Records excerpted from a collection:
.....

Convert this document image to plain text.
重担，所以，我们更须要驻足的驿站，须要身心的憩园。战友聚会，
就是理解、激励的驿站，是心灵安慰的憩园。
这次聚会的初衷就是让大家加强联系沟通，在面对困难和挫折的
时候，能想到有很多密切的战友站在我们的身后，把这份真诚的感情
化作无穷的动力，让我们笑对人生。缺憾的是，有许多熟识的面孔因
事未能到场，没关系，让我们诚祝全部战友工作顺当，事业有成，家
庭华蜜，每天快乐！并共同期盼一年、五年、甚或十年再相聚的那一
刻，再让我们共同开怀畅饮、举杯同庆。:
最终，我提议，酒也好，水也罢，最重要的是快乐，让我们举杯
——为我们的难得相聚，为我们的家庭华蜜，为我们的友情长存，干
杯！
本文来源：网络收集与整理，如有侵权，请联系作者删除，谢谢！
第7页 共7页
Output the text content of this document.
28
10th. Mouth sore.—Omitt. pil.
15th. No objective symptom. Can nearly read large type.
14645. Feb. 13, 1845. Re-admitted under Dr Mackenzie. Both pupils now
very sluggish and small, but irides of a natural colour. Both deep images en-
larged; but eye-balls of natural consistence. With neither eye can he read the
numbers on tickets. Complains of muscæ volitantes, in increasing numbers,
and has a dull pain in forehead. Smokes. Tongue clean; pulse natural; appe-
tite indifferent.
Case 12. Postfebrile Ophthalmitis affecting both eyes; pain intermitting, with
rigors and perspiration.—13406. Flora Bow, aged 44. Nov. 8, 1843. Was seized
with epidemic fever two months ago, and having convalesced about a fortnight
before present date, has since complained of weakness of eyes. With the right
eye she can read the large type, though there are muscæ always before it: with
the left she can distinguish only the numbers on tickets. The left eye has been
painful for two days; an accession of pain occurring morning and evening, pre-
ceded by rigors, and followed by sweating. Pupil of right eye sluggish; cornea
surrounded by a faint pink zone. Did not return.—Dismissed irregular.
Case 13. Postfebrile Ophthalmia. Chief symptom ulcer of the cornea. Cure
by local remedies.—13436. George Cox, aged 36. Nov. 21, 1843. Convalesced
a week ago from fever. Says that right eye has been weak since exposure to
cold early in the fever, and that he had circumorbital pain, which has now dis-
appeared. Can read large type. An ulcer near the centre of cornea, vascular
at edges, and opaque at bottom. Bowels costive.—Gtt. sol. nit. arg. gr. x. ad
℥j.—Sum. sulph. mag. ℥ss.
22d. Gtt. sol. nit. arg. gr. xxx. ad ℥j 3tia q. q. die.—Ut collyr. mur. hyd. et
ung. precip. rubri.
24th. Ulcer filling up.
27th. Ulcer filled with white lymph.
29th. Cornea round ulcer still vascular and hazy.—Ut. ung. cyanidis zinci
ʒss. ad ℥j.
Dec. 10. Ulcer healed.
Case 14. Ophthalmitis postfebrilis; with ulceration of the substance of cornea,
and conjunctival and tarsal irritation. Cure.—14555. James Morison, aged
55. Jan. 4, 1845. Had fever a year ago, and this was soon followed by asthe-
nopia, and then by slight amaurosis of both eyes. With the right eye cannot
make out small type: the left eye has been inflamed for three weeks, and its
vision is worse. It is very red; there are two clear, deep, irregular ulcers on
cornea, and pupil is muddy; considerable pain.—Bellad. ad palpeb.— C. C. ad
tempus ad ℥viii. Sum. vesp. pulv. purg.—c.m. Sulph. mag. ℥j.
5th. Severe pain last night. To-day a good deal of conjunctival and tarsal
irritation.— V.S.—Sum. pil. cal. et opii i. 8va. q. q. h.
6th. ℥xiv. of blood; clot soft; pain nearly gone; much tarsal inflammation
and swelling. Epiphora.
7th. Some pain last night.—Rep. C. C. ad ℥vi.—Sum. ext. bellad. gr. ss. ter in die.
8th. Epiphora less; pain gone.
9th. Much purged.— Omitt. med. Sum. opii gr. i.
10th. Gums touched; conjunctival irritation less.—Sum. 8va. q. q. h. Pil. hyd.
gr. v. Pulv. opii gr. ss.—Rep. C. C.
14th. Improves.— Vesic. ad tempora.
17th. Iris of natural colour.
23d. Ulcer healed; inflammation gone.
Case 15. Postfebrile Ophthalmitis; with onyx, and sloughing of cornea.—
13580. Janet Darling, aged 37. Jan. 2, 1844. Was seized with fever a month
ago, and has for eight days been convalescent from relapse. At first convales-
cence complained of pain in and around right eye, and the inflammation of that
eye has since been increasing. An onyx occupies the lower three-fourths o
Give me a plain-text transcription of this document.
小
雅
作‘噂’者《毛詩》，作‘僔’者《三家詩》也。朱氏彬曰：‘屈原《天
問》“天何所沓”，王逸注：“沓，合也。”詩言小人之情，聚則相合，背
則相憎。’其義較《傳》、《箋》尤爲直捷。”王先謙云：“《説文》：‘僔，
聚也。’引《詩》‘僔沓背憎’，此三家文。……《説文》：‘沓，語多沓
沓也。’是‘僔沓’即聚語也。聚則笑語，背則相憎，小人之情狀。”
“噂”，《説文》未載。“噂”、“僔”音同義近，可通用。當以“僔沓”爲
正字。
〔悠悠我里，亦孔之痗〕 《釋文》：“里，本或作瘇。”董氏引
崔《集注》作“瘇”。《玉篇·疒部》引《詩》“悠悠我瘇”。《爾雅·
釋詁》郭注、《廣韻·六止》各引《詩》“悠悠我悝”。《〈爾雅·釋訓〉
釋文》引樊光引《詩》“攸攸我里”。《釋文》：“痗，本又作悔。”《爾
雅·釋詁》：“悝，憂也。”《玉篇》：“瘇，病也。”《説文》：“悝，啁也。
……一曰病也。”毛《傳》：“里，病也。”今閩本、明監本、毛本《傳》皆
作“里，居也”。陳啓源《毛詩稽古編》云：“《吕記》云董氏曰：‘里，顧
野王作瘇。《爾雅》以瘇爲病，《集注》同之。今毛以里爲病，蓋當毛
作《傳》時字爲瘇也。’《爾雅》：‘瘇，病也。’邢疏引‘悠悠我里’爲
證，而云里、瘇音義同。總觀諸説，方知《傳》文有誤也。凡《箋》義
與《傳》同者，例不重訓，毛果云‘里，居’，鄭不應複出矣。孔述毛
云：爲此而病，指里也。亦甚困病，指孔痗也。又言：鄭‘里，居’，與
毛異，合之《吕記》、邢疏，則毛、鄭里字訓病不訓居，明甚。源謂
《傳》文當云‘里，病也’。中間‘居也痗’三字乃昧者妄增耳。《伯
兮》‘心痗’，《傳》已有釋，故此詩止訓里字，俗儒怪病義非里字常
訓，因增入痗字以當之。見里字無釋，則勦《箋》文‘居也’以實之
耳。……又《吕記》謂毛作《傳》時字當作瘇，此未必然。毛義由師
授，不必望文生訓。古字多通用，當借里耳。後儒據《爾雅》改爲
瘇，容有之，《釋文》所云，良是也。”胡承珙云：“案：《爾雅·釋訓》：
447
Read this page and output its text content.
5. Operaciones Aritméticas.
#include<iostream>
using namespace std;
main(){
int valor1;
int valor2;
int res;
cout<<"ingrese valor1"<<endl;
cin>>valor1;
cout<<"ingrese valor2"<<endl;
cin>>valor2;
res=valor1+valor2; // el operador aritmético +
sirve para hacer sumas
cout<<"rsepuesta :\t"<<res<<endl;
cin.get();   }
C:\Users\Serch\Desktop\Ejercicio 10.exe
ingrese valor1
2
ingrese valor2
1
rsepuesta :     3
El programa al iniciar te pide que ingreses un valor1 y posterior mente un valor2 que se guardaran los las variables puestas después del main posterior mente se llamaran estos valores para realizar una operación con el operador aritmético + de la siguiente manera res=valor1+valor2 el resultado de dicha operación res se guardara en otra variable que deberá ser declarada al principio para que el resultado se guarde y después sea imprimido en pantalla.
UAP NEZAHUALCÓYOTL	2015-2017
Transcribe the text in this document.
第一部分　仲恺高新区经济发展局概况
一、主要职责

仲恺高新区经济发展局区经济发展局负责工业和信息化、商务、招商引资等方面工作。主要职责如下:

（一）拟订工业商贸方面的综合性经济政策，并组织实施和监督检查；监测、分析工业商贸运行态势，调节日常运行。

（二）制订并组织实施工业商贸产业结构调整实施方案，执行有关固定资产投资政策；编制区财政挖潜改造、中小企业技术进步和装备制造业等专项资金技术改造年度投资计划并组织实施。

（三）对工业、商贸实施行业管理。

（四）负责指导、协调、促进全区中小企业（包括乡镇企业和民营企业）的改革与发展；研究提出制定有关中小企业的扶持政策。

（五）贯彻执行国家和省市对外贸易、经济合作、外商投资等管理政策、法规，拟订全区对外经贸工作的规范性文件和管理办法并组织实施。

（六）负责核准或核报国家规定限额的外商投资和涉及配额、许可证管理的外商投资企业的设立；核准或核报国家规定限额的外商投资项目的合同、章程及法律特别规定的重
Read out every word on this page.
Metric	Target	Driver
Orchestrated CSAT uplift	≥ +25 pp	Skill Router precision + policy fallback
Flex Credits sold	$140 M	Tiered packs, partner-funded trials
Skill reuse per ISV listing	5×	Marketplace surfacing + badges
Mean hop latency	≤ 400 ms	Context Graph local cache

.....

§ **Set exercise**:
Give only a number: how many lines of the data hold the string "aritmético"?

§ **Exercise answer**:
2